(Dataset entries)
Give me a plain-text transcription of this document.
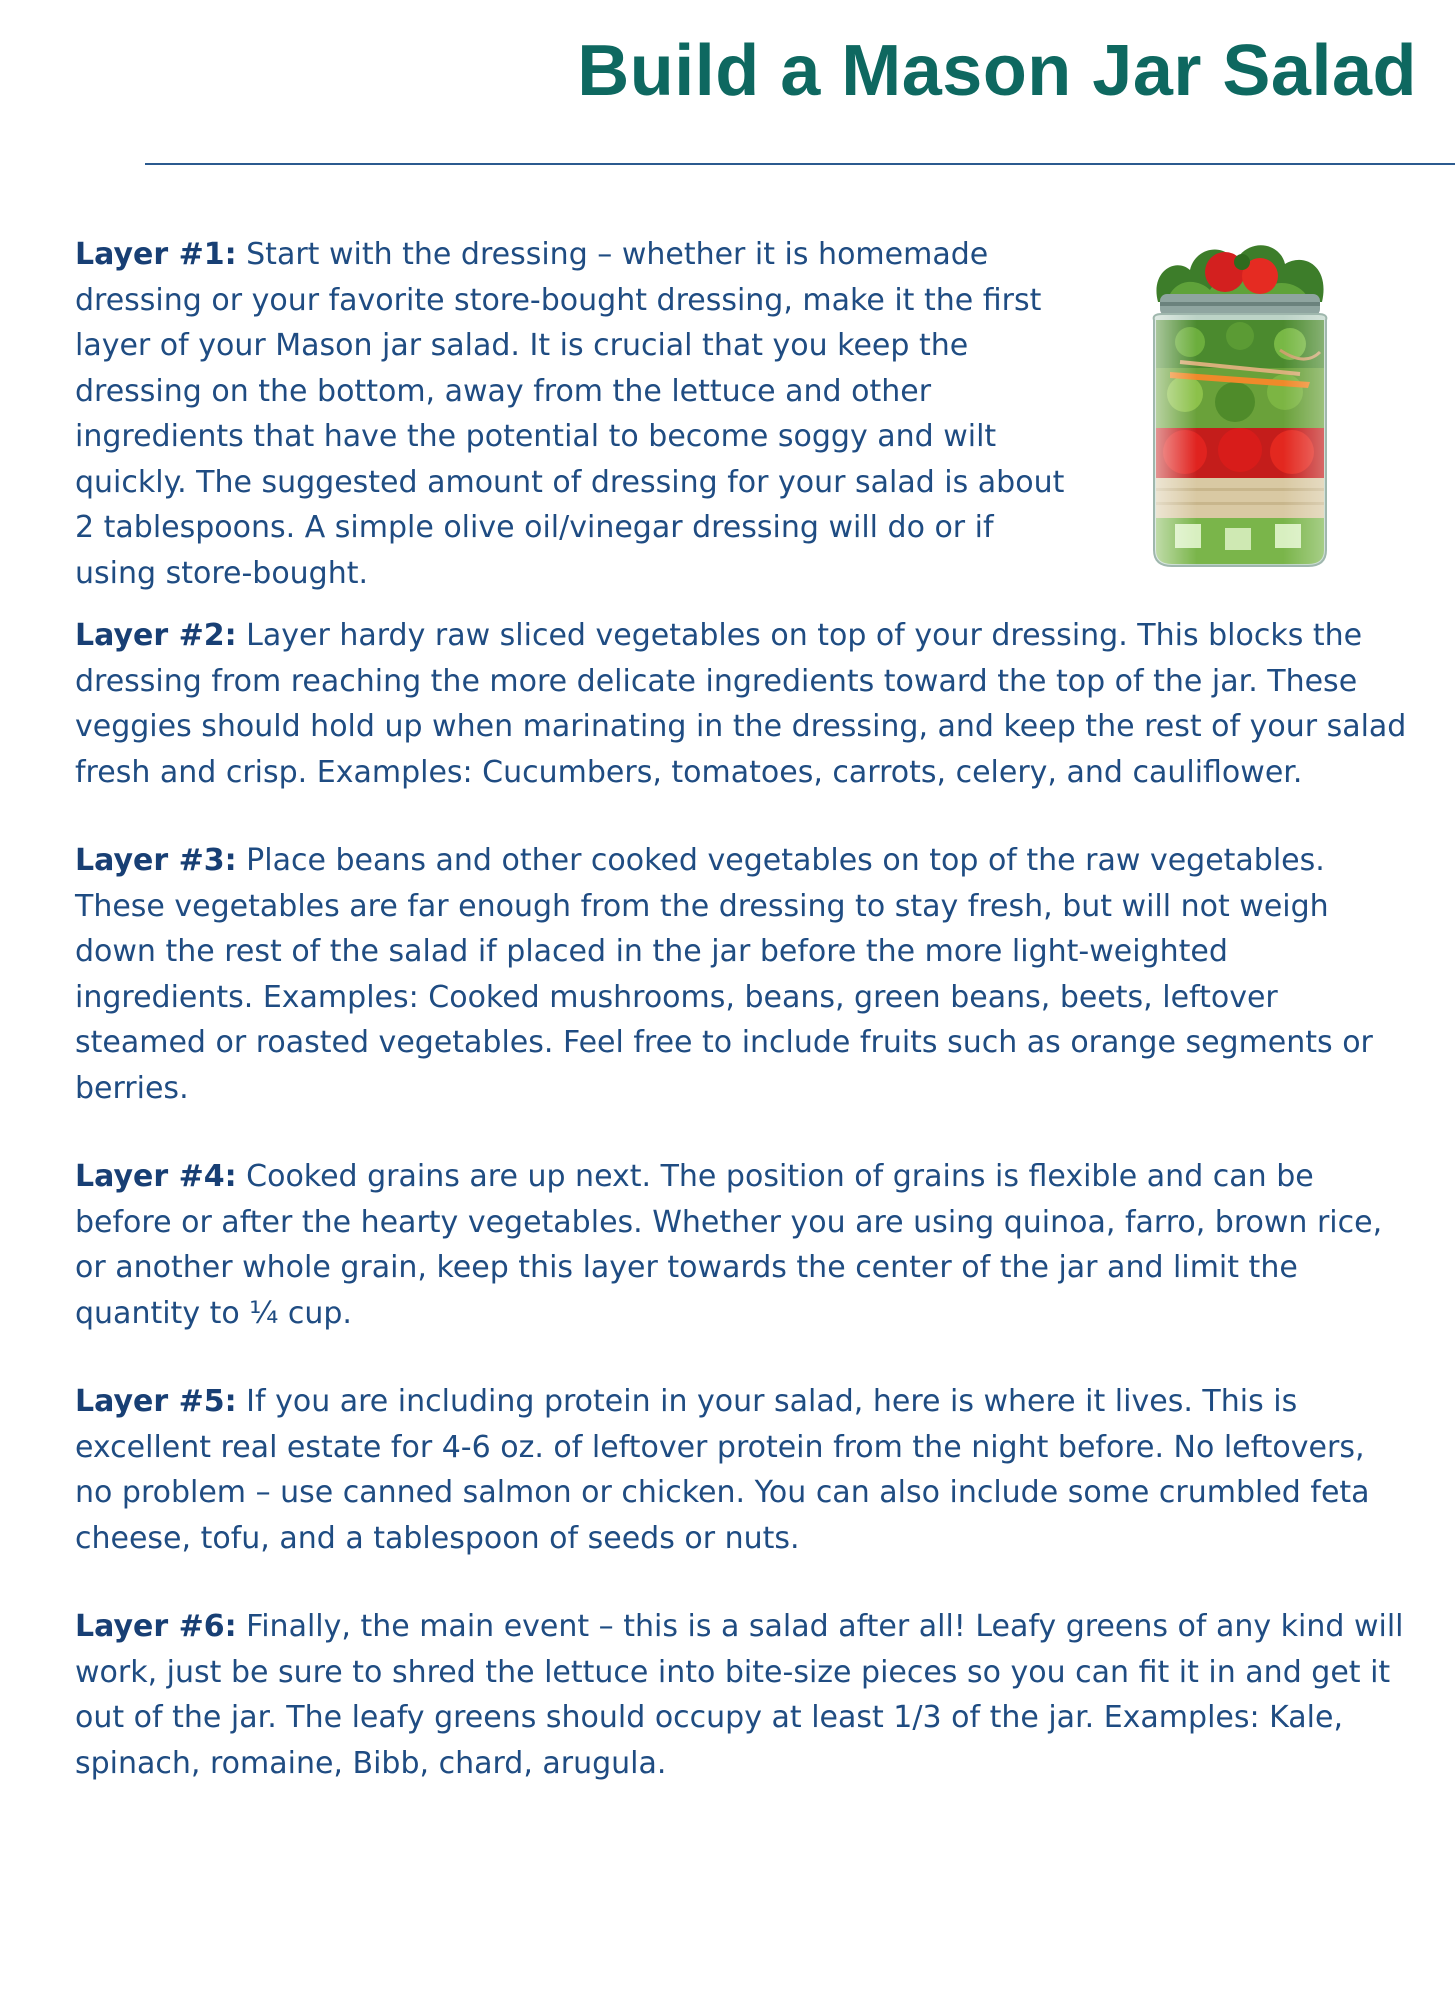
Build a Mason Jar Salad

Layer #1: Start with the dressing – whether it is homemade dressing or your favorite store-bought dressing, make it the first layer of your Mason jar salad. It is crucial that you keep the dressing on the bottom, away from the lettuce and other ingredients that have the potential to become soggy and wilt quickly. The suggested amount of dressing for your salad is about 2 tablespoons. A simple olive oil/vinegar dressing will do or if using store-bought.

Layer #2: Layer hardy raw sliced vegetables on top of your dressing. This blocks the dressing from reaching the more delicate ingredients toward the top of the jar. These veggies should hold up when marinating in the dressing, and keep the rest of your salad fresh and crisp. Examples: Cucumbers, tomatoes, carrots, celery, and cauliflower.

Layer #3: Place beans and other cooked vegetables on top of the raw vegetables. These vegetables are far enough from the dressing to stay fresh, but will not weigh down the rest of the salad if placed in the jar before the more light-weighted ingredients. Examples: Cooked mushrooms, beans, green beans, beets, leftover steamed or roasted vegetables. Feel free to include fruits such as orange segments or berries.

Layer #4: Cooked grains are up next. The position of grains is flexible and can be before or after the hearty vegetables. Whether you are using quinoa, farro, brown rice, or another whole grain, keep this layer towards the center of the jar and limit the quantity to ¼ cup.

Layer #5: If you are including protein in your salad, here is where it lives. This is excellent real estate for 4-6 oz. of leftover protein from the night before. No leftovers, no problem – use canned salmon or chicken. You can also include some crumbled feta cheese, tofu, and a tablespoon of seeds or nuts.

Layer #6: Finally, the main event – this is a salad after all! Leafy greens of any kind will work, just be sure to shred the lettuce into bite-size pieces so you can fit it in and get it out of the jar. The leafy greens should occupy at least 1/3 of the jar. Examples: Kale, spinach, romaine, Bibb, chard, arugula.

* [The task] For each line in the records that holds "before", show that line as it stands.

* [Solution to the problem]
Layer #3: Place beans and other cooked vegetables on top of the raw vegetables. These vegetables are far enough from the dressing to stay fresh, but will not weigh down the rest of the salad if placed in the jar before the more light-weighted ingredients. Examples: Cooked mushrooms, beans, green beans, beets, leftover steamed or roasted vegetables. Feel free to include fruits such as orange segments or berries.
Layer #4: Cooked grains are up next. The position of grains is flexible and can be before or after the hearty vegetables. Whether you are using quinoa, farro, brown rice, or another whole grain, keep this layer towards the center of the jar and limit the quantity to ¼ cup.
Layer #5: If you are including protein in your salad, here is where it lives. This is excellent real estate for 4-6 oz. of leftover protein from the night before. No leftovers, no problem – use canned salmon or chicken. You can also include some crumbled feta cheese, tofu, and a tablespoon of seeds or nuts.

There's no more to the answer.